SUPPLIED PASSAGE>
I became interested in an instrument's neck/body alignment when I had a violin played in tune in higher positions no matter how badly I played it! Of course that is an exaggeration but this violin really was easy to find your way around the fingerboard without making those micro finger adjustments you usually need to bring the thing into tune. This particular violin was made by Warren Bailey who used to work with me and he is the most accurate maker I've known. So this violin was the most perfectly aligned instrument I'd ever played.
Unfortunately not all instrument makers are so accurate and mis-alignment can be created in the construction process as well as in repairs. In fact more than half of the violins we see are mis-aligned due to a compromise that has been made somewhere resulting in the button (that the tailpiece attaches to near the chin rest) or the neck root being off centre.
Our friends at Oxford Violins came up with this clever device for quickly assessing the alignment of a violin. By looking down the two lines within minutes we have a clear visual guide as to where the neck, the body, the neck joint and endpin are in line.
If these elements are not in line, the string tensions become imbalanced which makes tuning difficult in high positions because the fingering needs to be different on each string. Position shifting then needs to be a conscious operation and this makes playing difficult in challenging situations, for example sight reading new pieces or exams.

REQUIRED WORK> Pick up the piece on violin neck and body alignment after its final sentence and carry it on for a paragraph or two. The rows that come next are separate material and have no connection to the piece on violin alignment.

EXCERPTED DATA>

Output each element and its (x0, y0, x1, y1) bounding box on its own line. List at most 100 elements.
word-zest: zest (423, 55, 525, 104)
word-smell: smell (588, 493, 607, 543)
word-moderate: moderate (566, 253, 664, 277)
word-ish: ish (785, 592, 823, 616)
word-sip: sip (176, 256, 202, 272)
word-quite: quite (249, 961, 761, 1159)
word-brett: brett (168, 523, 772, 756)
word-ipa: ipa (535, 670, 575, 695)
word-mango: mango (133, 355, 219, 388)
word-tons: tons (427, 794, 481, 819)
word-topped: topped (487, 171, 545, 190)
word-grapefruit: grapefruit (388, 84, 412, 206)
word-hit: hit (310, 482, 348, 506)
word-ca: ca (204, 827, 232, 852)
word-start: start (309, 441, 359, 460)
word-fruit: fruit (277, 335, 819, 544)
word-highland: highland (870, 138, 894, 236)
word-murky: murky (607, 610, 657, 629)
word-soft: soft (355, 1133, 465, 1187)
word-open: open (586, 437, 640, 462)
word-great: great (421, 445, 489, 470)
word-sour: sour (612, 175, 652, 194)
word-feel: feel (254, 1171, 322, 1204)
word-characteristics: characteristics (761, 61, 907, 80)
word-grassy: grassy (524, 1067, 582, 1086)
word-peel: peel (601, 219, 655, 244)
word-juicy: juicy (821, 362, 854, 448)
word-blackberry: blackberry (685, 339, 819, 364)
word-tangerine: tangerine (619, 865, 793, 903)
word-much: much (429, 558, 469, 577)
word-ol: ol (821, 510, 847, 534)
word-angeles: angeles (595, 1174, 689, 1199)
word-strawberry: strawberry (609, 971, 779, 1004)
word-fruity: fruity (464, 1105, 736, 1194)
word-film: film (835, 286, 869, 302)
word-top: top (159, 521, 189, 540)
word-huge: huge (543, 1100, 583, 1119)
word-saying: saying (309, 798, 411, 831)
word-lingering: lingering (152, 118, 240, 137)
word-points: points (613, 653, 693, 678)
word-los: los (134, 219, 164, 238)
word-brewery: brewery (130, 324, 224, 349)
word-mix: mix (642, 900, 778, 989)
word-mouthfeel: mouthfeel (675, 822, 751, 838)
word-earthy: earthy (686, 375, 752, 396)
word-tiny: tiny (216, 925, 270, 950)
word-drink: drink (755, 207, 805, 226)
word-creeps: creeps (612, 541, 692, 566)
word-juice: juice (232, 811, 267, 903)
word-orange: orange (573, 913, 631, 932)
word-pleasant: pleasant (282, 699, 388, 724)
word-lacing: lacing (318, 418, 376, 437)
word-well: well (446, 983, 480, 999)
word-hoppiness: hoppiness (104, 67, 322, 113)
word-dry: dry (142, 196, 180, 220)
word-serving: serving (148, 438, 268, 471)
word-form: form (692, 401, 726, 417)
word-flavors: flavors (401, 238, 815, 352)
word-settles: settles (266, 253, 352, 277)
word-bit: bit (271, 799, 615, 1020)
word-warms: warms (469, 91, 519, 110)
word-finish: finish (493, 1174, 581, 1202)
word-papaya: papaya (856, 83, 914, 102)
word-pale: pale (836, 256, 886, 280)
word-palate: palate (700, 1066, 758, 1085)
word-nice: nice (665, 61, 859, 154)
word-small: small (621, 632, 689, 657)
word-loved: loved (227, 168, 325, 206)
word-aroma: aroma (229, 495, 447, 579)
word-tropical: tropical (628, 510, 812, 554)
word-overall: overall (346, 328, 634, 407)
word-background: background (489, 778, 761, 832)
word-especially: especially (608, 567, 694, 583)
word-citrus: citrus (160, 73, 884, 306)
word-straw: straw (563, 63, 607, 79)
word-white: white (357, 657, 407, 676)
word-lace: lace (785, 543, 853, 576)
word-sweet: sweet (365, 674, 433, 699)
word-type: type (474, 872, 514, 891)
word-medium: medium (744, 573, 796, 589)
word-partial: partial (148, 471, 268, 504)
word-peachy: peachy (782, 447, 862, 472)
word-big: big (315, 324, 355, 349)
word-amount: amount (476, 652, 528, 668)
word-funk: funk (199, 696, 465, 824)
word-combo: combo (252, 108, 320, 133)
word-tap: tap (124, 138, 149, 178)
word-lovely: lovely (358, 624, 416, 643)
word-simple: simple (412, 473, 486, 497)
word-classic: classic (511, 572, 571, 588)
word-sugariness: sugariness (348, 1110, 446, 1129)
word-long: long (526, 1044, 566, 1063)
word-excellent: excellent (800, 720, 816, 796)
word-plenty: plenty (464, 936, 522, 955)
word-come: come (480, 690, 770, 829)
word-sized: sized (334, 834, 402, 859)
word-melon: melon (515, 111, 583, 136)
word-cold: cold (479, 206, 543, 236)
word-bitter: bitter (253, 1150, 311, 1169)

ANSWER SECTION>
When the violin is aligned properly, position shifting becomes an unconscious operation because you do not need to adjust your fingering for each note when you move into higher positions.
We now use this to assess every instrument that comes into the workshop and we let players know if we find a mis-alignment.
To correct a mis-alignment we re-position the neck but there is no need to open the body.
This violin has the neck joint and neck slightly out towards the bass side.
Of course the same principle applies to violas and cellos. For years I've been wanting to find a similar way to assess a cello's alignment.
The solution came to me in the middle of the night and now I use a laser beam projected over a carefully positioned hanging cello (see below).
If you love your instrument but find playing in high positions in tune difficult please talk to us as we might be able to help.
The solution can sometimes be as simple as re-siting the button.